INSTRUCTIONS FOR THE TASK> Write out each line exactly as given. Leave the pictures out of your copy.

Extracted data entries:
---------------
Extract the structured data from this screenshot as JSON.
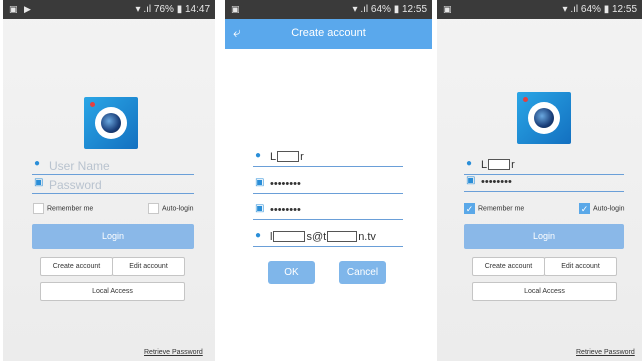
{
  "screen1": {
    "status_left": "▣ ▶",
    "status_right": "▾ .ıl 76% ▮ 14:47",
    "username_placeholder": "User Name",
    "password_placeholder": "Password",
    "remember_label": "Remember me",
    "autologin_label": "Auto-login",
    "login_label": "Login",
    "create_account_label": "Create account",
    "edit_account_label": "Edit account",
    "local_access_label": "Local Access",
    "retrieve_password_label": "Retrieve Password"
  },
  "screen2": {
    "status_left": "▣",
    "status_right": "▾ .ıl 64% ▮ 12:55",
    "title": "Create account",
    "username_prefix": "L",
    "username_suffix": "r",
    "password_value": "••••••••",
    "confirm_password_value": "••••••••",
    "email_prefix": "l",
    "email_middle": "s@t",
    "email_suffix": "n.tv",
    "ok_label": "OK",
    "cancel_label": "Cancel"
  },
  "screen3": {
    "status_left": "▣",
    "status_right": "▾ .ıl 64% ▮ 12:55",
    "username_prefix": "L",
    "username_suffix": "r",
    "password_value": "••••••••",
    "remember_label": "Remember me",
    "remember_checked": true,
    "autologin_label": "Auto-login",
    "autologin_checked": true,
    "login_label": "Login",
    "create_account_label": "Create account",
    "edit_account_label": "Edit account",
    "local_access_label": "Local Access",
    "retrieve_password_label": "Retrieve Password"
  },
  "icons": {
    "user": "user-icon",
    "lock": "lock-icon",
    "back": "back-arrow-icon",
    "check": "check-icon",
    "app": "camera-app-icon"
  },
  "colors": {
    "accent": "#5aa8ec",
    "primary_button": "#8ab8e8",
    "dialog_button": "#7fb6ea",
    "field_underline": "#6a9fd8"
  }
}
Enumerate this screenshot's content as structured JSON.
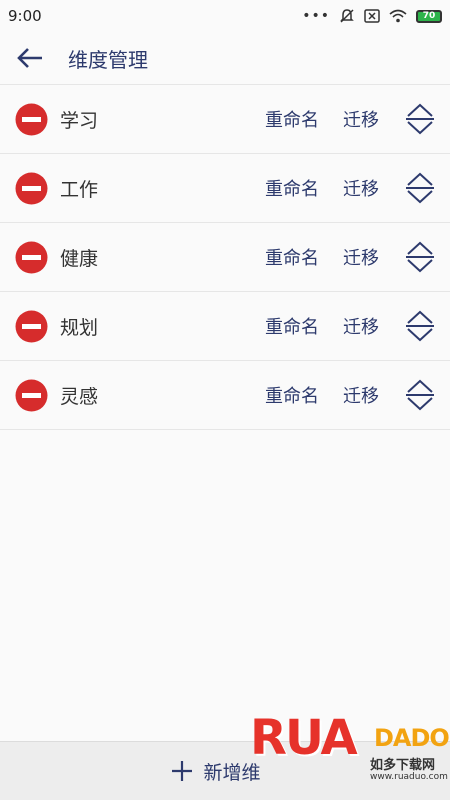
{
  "status": {
    "time": "9:00",
    "battery": "70"
  },
  "header": {
    "title": "维度管理"
  },
  "rows": [
    {
      "name": "学习",
      "rename": "重命名",
      "migrate": "迁移"
    },
    {
      "name": "工作",
      "rename": "重命名",
      "migrate": "迁移"
    },
    {
      "name": "健康",
      "rename": "重命名",
      "migrate": "迁移"
    },
    {
      "name": "规划",
      "rename": "重命名",
      "migrate": "迁移"
    },
    {
      "name": "灵感",
      "rename": "重命名",
      "migrate": "迁移"
    }
  ],
  "footer": {
    "add_label": "新增维"
  },
  "watermark": {
    "main": "RUA",
    "sub": "DADO",
    "cn": "如多下载网",
    "url": "www.ruaduo.com"
  },
  "colors": {
    "accent": "#2d3a6d",
    "delete": "#d62c2c",
    "battery": "#2db34a"
  }
}
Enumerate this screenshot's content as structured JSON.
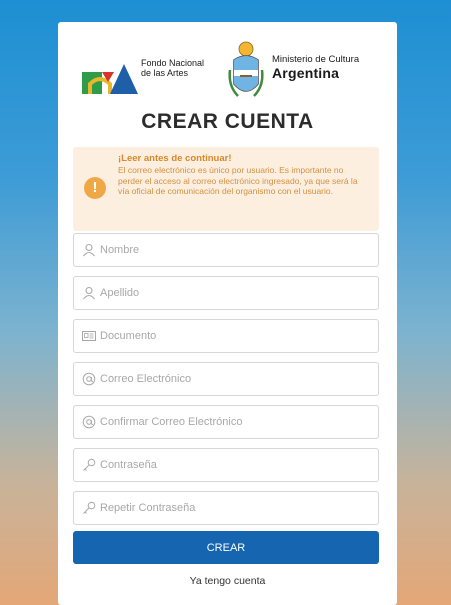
{
  "logos": {
    "fna_text": "Fondo Nacional\nde las Artes",
    "ministry_line1": "Ministerio de Cultura",
    "ministry_line2": "Argentina"
  },
  "page": {
    "title": "CREAR CUENTA"
  },
  "notice": {
    "icon": "exclamation-icon",
    "title": "¡Leer antes de continuar!",
    "body": "El correo electrónico es único por usuario. Es importante no perder el acceso al correo electrónico ingresado, ya que será la vía oficial de comunicación del organismo con el usuario."
  },
  "form": {
    "nombre": {
      "placeholder": "Nombre",
      "icon": "user-icon"
    },
    "apellido": {
      "placeholder": "Apellido",
      "icon": "user-icon"
    },
    "documento": {
      "placeholder": "Documento",
      "icon": "id-card-icon"
    },
    "correo": {
      "placeholder": "Correo Electrónico",
      "icon": "at-icon"
    },
    "confirmar_correo": {
      "placeholder": "Confirmar Correo Electrónico",
      "icon": "at-icon"
    },
    "contrasena": {
      "placeholder": "Contraseña",
      "icon": "key-icon"
    },
    "repetir_contrasena": {
      "placeholder": "Repetir Contraseña",
      "icon": "key-icon"
    },
    "submit_label": "CREAR",
    "login_link": "Ya tengo cuenta"
  },
  "colors": {
    "primary_button": "#1565b0",
    "notice_bg": "#fcefe0",
    "notice_accent": "#f0a847"
  }
}
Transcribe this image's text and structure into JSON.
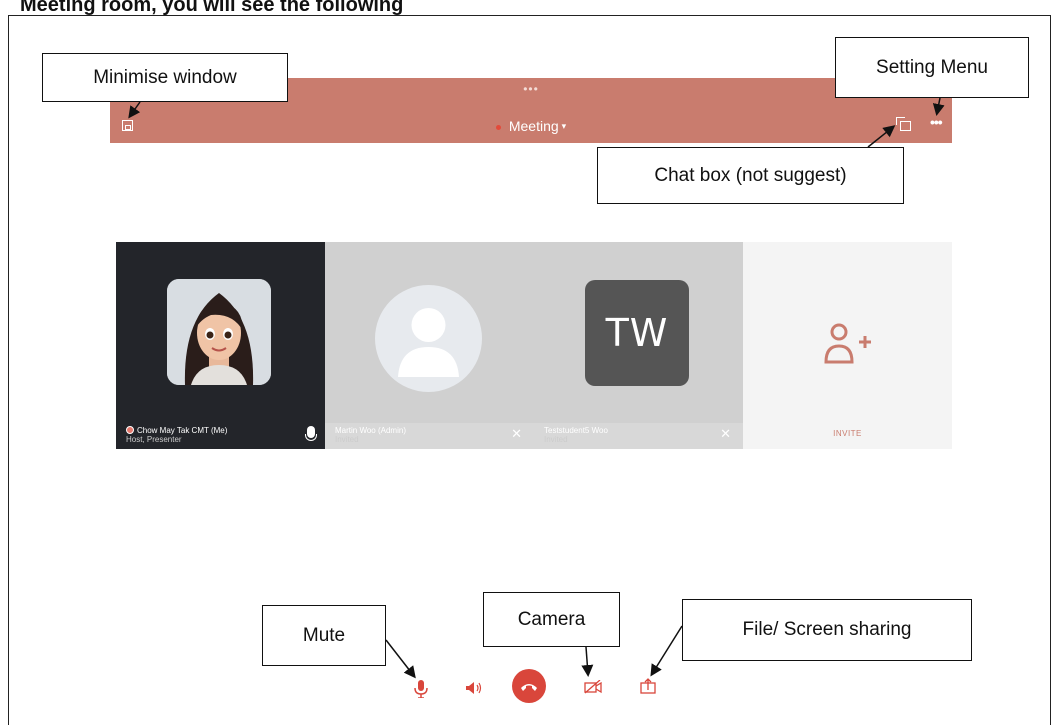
---------------
SOLUTION TO THIS EXERCISE>
Extract the structured data from this screenshot as JSON.
{
  "screen1": {
    "status_left": "▣ ▶",
    "status_right": "▾ .ıl 76% ▮ 14:47",
    "username_placeholder": "User Name",
    "password_placeholder": "Password",
    "remember_label": "Remember me",
    "autologin_label": "Auto-login",
    "login_label": "Login",
    "create_account_label": "Create account",
    "edit_account_label": "Edit account",
    "local_access_label": "Local Access",
    "retrieve_password_label": "Retrieve Password"
  },
  "screen2": {
    "status_left": "▣",
    "status_right": "▾ .ıl 64% ▮ 12:55",
    "title": "Create account",
    "username_prefix": "L",
    "username_suffix": "r",
    "password_value": "••••••••",
    "confirm_password_value": "••••••••",
    "email_prefix": "l",
    "email_middle": "s@t",
    "email_suffix": "n.tv",
    "ok_label": "OK",
    "cancel_label": "Cancel"
  },
  "screen3": {
    "status_left": "▣",
    "status_right": "▾ .ıl 64% ▮ 12:55",
    "username_prefix": "L",
    "username_suffix": "r",
    "password_value": "••••••••",
    "remember_label": "Remember me",
    "remember_checked": true,
    "autologin_label": "Auto-login",
    "autologin_checked": true,
    "login_label": "Login",
    "create_account_label": "Create account",
    "edit_account_label": "Edit account",
    "local_access_label": "Local Access",
    "retrieve_password_label": "Retrieve Password"
  },
  "icons": {
    "user": "user-icon",
    "lock": "lock-icon",
    "back": "back-arrow-icon",
    "check": "check-icon",
    "app": "camera-app-icon"
  },
  "colors": {
    "accent": "#5aa8ec",
    "primary_button": "#8ab8e8",
    "dialog_button": "#7fb6ea",
    "field_underline": "#6a9fd8"
  }
}
Enumerate this screenshot's content as structured JSON.
{
  "status": {
    "time": "9:00",
    "battery": "70"
  },
  "header": {
    "title": "维度管理"
  },
  "rows": [
    {
      "name": "学习",
      "rename": "重命名",
      "migrate": "迁移"
    },
    {
      "name": "工作",
      "rename": "重命名",
      "migrate": "迁移"
    },
    {
      "name": "健康",
      "rename": "重命名",
      "migrate": "迁移"
    },
    {
      "name": "规划",
      "rename": "重命名",
      "migrate": "迁移"
    },
    {
      "name": "灵感",
      "rename": "重命名",
      "migrate": "迁移"
    }
  ],
  "footer": {
    "add_label": "新增维"
  },
  "watermark": {
    "main": "RUA",
    "sub": "DADO",
    "cn": "如多下载网",
    "url": "www.ruaduo.com"
  },
  "colors": {
    "accent": "#2d3a6d",
    "delete": "#d62c2c",
    "battery": "#2db34a"
  }
}
Enumerate this screenshot's content as structured JSON.
{
  "logos": {
    "fna_text": "Fondo Nacional\nde las Artes",
    "ministry_line1": "Ministerio de Cultura",
    "ministry_line2": "Argentina"
  },
  "page": {
    "title": "CREAR CUENTA"
  },
  "notice": {
    "icon": "exclamation-icon",
    "title": "¡Leer antes de continuar!",
    "body": "El correo electrónico es único por usuario. Es importante no perder el acceso al correo electrónico ingresado, ya que será la vía oficial de comunicación del organismo con el usuario."
  },
  "form": {
    "nombre": {
      "placeholder": "Nombre",
      "icon": "user-icon"
    },
    "apellido": {
      "placeholder": "Apellido",
      "icon": "user-icon"
    },
    "documento": {
      "placeholder": "Documento",
      "icon": "id-card-icon"
    },
    "correo": {
      "placeholder": "Correo Electrónico",
      "icon": "at-icon"
    },
    "confirmar_correo": {
      "placeholder": "Confirmar Correo Electrónico",
      "icon": "at-icon"
    },
    "contrasena": {
      "placeholder": "Contraseña",
      "icon": "key-icon"
    },
    "repetir_contrasena": {
      "placeholder": "Repetir Contraseña",
      "icon": "key-icon"
    },
    "submit_label": "CREAR",
    "login_link": "Ya tengo cuenta"
  },
  "colors": {
    "primary_button": "#1565b0",
    "notice_bg": "#fcefe0",
    "notice_accent": "#f0a847"
  }
}
Transcribe this image's text and structure into JSON.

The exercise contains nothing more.